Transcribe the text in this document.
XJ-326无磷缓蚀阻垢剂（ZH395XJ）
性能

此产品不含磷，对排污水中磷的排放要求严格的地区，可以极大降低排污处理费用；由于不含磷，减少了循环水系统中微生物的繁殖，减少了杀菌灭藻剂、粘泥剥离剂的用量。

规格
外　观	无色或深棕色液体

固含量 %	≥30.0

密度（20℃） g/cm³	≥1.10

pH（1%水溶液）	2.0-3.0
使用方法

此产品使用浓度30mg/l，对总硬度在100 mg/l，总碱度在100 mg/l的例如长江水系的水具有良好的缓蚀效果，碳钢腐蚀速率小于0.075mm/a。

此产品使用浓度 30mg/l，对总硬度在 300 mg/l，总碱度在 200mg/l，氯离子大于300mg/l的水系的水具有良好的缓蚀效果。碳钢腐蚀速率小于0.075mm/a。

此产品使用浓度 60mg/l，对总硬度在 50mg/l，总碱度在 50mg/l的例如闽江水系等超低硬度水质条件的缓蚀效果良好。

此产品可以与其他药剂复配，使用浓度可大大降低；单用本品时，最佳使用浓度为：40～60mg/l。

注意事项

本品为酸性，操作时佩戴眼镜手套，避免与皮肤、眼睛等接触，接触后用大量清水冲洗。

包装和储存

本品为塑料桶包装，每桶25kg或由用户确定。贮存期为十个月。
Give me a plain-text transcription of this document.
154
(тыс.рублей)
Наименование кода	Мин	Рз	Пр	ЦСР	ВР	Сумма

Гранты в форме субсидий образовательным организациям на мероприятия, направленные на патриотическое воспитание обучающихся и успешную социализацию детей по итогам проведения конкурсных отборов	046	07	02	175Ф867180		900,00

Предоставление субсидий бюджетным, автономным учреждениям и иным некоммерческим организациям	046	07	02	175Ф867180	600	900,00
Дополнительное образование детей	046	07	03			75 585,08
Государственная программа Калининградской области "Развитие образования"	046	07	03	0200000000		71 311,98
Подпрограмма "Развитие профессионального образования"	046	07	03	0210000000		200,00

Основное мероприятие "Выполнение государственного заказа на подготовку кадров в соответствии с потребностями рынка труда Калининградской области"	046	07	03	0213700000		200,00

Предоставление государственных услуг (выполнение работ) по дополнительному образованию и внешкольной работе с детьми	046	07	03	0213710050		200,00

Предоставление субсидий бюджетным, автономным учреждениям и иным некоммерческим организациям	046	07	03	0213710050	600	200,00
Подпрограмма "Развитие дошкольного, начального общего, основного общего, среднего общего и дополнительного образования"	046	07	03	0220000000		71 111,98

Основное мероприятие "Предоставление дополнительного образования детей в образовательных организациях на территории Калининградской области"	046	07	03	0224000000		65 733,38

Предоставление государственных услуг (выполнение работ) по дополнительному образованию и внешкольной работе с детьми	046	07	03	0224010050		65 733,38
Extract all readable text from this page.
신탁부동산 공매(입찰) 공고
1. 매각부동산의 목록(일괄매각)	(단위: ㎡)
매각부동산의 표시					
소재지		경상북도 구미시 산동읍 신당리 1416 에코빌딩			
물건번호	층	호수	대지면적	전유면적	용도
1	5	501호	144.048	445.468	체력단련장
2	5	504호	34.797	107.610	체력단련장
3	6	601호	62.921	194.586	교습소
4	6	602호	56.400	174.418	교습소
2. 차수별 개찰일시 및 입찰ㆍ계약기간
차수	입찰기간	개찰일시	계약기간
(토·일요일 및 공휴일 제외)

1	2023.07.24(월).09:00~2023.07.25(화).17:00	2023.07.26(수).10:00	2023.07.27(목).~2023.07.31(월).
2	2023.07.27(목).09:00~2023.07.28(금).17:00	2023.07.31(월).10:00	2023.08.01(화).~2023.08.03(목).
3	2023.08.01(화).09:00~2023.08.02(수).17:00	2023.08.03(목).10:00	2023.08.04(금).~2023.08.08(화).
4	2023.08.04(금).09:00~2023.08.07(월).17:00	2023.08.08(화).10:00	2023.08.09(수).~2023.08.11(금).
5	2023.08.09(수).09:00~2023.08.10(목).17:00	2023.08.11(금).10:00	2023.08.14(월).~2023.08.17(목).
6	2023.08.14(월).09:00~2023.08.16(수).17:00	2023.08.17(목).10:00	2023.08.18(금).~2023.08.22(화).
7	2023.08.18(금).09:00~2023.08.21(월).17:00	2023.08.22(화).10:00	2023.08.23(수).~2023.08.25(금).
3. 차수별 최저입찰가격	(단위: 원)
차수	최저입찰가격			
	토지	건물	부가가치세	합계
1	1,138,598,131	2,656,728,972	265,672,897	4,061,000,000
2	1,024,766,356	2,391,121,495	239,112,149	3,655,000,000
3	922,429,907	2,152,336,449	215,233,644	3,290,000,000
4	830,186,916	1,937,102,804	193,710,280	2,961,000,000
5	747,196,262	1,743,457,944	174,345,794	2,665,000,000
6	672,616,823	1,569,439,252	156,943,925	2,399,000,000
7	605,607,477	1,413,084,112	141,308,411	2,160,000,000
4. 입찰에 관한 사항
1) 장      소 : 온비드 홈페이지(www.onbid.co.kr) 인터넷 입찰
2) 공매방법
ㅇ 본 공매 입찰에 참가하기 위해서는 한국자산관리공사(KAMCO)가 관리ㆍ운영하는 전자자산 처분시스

━━━━━━━━━━━━━━━━

▸ Exercise goal:
Of the lines in the data above, how many contain the word "детей"? Give only that figure.

▸ Result for this exercise:
3